Task to complete: Quote the whole listing verbatim.

Provided material:
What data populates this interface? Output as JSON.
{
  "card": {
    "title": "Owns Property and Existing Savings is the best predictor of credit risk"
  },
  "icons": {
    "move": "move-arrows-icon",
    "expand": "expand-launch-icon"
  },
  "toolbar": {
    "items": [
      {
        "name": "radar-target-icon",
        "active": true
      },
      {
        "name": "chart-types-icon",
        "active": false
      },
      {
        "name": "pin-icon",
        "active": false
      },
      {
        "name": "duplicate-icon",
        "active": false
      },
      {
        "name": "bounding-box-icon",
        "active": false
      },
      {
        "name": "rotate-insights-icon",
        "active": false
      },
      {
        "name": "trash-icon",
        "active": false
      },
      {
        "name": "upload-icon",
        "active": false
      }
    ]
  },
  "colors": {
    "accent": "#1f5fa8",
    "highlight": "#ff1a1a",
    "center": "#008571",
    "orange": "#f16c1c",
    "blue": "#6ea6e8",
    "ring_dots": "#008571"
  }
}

Result of this task:
What data populates this interface? Output as JSON.
{
  "card": {
    "title": "Owns Property and Existing Savings is the best predictor of credit risk"
  },
  "icons": {
    "move": "move-arrows-icon",
    "expand": "expand-launch-icon"
  },
  "toolbar": {
    "items": [
      {
        "name": "radar-target-icon",
        "active": true
      },
      {
        "name": "chart-types-icon",
        "active": false
      },
      {
        "name": "pin-icon",
        "active": false
      },
      {
        "name": "duplicate-icon",
        "active": false
      },
      {
        "name": "bounding-box-icon",
        "active": false
      },
      {
        "name": "rotate-insights-icon",
        "active": false
      },
      {
        "name": "trash-icon",
        "active": false
      },
      {
        "name": "upload-icon",
        "active": false
      }
    ]
  },
  "colors": {
    "accent": "#1f5fa8",
    "highlight": "#ff1a1a",
    "center": "#008571",
    "orange": "#f16c1c",
    "blue": "#6ea6e8",
    "ring_dots": "#008571"
  }
}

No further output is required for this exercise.